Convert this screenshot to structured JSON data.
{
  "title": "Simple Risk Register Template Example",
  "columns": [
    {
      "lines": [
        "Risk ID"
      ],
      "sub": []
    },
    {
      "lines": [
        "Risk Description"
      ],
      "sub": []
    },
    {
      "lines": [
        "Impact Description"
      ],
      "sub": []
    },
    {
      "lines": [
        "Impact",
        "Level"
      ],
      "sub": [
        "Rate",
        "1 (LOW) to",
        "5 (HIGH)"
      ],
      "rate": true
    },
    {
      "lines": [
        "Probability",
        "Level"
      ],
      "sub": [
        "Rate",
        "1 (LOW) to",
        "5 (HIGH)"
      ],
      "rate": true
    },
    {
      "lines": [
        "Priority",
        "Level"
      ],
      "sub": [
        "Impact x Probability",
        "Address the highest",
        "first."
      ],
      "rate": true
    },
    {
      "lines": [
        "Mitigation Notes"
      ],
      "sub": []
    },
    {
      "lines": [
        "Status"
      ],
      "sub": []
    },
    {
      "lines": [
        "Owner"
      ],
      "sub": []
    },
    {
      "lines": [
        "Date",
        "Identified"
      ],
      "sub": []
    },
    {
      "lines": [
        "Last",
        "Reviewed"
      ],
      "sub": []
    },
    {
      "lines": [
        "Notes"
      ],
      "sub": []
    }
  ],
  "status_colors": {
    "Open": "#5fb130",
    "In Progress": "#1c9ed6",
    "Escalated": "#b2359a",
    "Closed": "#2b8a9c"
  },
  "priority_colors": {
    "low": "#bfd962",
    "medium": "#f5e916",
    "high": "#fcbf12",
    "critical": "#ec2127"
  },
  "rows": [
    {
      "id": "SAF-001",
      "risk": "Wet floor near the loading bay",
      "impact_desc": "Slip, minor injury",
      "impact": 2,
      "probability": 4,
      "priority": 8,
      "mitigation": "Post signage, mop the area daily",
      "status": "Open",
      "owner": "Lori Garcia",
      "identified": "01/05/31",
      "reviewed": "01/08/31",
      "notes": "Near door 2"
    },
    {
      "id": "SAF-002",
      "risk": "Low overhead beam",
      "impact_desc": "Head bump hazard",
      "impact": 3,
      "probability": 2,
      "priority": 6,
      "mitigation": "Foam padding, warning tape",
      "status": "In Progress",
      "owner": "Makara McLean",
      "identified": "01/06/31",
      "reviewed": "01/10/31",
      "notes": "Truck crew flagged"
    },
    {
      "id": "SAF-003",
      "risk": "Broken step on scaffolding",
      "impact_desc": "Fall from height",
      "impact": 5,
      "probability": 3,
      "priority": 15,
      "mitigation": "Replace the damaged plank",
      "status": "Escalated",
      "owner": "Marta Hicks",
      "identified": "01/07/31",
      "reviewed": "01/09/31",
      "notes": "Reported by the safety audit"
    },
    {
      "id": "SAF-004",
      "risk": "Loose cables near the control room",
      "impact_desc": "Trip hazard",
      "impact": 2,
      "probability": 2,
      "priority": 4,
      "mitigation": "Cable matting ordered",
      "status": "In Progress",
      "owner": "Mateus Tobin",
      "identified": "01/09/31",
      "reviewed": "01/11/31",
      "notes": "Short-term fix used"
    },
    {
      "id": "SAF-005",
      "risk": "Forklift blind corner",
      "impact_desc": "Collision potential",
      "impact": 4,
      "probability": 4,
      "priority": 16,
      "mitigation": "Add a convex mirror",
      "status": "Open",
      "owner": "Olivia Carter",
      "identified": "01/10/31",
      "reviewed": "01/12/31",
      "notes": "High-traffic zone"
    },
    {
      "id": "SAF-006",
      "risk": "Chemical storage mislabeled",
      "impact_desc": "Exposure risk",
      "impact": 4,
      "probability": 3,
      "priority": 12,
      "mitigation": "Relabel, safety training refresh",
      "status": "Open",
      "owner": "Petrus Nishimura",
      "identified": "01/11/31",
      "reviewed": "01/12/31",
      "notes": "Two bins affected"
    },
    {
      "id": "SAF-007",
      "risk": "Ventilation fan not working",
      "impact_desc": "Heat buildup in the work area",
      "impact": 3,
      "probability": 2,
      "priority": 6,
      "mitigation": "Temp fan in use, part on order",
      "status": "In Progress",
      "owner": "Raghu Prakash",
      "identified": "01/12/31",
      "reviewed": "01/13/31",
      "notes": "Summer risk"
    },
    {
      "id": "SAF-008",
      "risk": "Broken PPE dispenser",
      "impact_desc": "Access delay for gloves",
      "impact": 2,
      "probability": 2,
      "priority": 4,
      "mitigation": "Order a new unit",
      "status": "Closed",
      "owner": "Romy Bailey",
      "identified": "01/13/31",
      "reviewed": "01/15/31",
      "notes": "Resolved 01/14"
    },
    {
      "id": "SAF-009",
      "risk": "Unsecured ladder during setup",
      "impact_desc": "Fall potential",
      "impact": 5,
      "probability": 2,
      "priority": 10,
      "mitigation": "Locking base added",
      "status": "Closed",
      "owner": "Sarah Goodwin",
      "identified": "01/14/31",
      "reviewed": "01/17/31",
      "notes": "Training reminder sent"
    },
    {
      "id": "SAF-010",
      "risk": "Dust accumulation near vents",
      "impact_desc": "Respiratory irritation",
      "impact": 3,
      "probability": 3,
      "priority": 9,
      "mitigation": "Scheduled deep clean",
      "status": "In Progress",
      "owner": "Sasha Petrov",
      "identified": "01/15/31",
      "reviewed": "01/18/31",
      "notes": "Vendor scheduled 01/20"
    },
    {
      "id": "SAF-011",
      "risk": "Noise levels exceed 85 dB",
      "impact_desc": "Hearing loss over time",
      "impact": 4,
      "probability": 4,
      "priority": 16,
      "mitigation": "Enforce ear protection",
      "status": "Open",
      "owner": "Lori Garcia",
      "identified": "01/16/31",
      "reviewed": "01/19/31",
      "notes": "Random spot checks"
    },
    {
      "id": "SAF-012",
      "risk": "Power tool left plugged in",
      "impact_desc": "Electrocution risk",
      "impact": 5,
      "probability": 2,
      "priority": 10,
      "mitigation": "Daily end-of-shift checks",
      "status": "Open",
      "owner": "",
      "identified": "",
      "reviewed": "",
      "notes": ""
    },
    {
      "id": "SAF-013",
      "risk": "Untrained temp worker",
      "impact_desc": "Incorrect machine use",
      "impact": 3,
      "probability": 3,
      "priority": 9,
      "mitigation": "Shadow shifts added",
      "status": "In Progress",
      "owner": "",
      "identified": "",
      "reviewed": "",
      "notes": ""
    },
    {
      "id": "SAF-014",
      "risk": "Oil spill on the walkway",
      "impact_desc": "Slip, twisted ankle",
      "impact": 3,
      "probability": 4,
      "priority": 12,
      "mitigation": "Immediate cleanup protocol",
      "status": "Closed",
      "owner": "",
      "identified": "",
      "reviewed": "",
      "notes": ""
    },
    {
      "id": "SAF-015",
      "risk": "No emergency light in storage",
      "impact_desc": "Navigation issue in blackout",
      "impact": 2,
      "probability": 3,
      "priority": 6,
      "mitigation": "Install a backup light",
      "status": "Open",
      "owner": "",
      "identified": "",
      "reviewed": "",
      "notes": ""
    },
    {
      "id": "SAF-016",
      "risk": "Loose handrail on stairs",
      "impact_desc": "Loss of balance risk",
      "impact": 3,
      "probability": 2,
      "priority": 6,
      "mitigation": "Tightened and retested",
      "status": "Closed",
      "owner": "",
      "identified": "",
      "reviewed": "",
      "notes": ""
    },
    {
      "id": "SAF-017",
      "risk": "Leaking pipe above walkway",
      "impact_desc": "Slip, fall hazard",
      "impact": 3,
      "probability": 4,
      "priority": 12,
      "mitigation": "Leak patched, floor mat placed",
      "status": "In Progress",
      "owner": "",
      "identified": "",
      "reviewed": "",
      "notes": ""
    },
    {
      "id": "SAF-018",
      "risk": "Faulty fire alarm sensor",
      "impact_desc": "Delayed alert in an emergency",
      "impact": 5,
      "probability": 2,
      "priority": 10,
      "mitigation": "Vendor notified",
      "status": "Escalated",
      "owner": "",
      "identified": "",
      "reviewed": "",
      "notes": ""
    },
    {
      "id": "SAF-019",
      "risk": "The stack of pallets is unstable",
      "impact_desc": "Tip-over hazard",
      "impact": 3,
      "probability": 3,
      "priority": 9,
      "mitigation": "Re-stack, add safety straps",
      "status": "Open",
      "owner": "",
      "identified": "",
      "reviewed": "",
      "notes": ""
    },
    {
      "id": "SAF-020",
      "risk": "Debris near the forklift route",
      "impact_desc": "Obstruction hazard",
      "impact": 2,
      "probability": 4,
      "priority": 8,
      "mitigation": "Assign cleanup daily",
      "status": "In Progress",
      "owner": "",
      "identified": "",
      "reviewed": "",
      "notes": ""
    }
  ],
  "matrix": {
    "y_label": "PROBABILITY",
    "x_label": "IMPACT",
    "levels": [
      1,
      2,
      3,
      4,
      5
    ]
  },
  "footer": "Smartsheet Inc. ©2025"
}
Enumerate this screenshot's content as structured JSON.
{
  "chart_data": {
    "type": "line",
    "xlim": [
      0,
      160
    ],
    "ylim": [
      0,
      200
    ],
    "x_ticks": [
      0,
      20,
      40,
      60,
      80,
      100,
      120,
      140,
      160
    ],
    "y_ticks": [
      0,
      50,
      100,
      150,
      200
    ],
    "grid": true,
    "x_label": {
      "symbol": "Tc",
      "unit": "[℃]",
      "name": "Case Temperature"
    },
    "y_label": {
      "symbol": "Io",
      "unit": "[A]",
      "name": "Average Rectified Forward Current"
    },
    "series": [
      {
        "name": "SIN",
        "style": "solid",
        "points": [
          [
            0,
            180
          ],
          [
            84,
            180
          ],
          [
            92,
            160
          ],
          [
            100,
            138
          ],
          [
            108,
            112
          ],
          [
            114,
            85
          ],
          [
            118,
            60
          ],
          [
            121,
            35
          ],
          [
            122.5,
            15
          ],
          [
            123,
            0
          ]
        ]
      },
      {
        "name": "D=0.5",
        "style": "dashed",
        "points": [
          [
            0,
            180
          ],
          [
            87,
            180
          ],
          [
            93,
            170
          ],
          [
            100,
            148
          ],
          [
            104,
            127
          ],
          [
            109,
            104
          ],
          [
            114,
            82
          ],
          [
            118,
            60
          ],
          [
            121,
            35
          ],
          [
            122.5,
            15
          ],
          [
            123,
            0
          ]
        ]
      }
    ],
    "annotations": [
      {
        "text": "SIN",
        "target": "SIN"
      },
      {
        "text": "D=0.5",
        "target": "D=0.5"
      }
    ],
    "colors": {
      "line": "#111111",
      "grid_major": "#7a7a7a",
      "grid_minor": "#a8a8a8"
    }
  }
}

——

**Stated problem**
In the entries above, locate every line with the word "JSON" and copy it.

**Full solution**
Convert this screenshot to structured JSON data.
Enumerate this screenshot's content as structured JSON.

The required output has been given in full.